Exercise material:
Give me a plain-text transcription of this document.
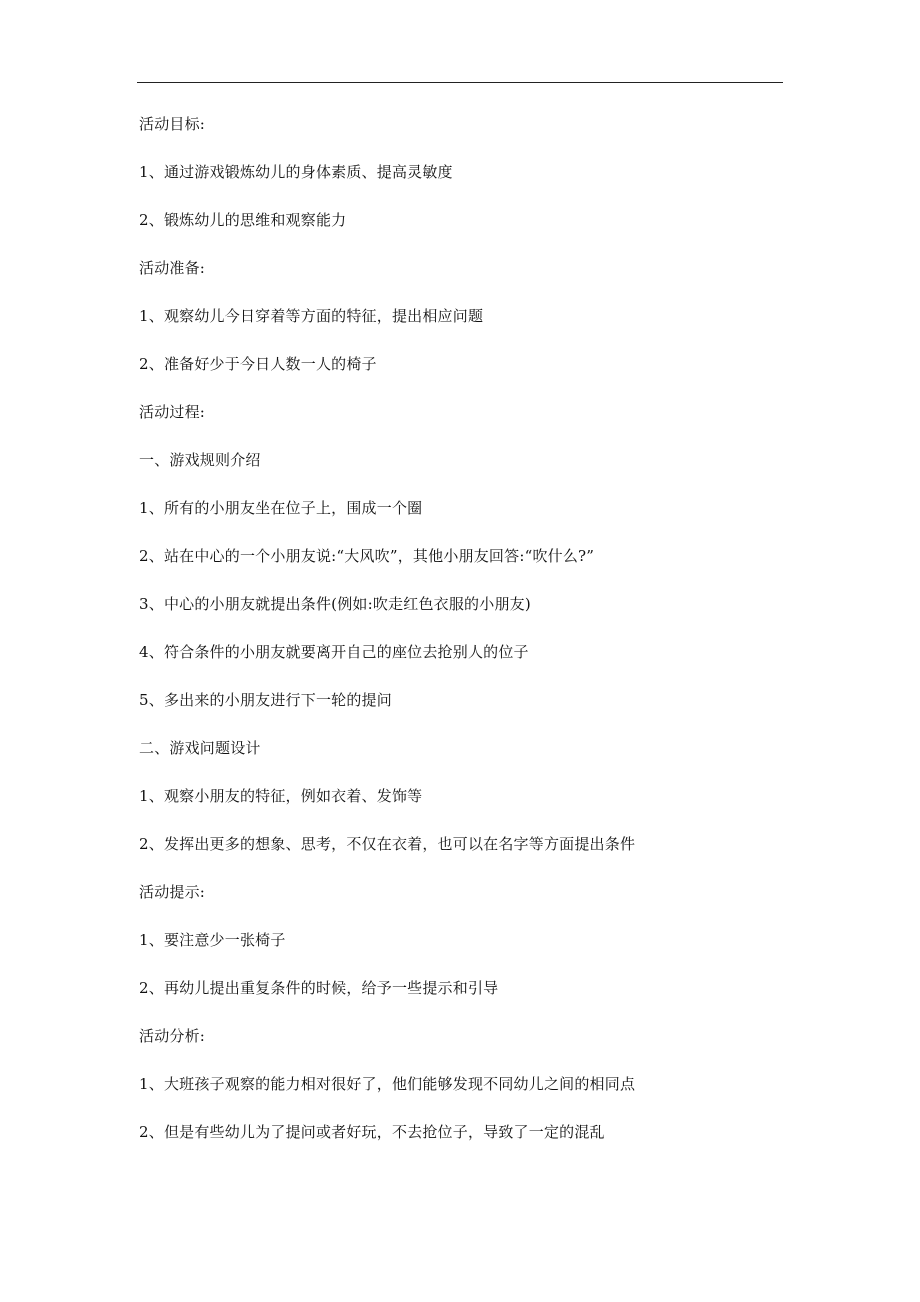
活动目标:
1、通过游戏锻炼幼儿的身体素质、提高灵敏度
2、锻炼幼儿的思维和观察能力
活动准备:
1、观察幼儿今日穿着等方面的特征，提出相应问题
2、准备好少于今日人数一人的椅子
活动过程:
一、游戏规则介绍
1、所有的小朋友坐在位子上，围成一个圈
2、站在中心的一个小朋友说:“大风吹”，其他小朋友回答:“吹什么?”
3、中心的小朋友就提出条件(例如:吹走红色衣服的小朋友)
4、符合条件的小朋友就要离开自己的座位去抢别人的位子
5、多出来的小朋友进行下一轮的提问
二、游戏问题设计
1、观察小朋友的特征，例如衣着、发饰等
2、发挥出更多的想象、思考，不仅在衣着，也可以在名字等方面提出条件
活动提示:
1、要注意少一张椅子
2、再幼儿提出重复条件的时候，给予一些提示和引导
活动分析:
1、大班孩子观察的能力相对很好了，他们能够发现不同幼儿之间的相同点
2、但是有些幼儿为了提问或者好玩，不去抢位子，导致了一定的混乱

What is asked:
Quote the data above in full, leaving out the pictures it holds.

Solution to this task:
Give me a plain-text transcription of this document.
活动目标:
1、通过游戏锻炼幼儿的身体素质、提高灵敏度
2、锻炼幼儿的思维和观察能力
活动准备:
1、观察幼儿今日穿着等方面的特征，提出相应问题
2、准备好少于今日人数一人的椅子
活动过程:
一、游戏规则介绍
1、所有的小朋友坐在位子上，围成一个圈
2、站在中心的一个小朋友说:“大风吹”，其他小朋友回答:“吹什么?”
3、中心的小朋友就提出条件(例如:吹走红色衣服的小朋友)
4、符合条件的小朋友就要离开自己的座位去抢别人的位子
5、多出来的小朋友进行下一轮的提问
二、游戏问题设计
1、观察小朋友的特征，例如衣着、发饰等
2、发挥出更多的想象、思考，不仅在衣着，也可以在名字等方面提出条件
活动提示:
1、要注意少一张椅子
2、再幼儿提出重复条件的时候，给予一些提示和引导
活动分析:
1、大班孩子观察的能力相对很好了，他们能够发现不同幼儿之间的相同点
2、但是有些幼儿为了提问或者好玩，不去抢位子，导致了一定的混乱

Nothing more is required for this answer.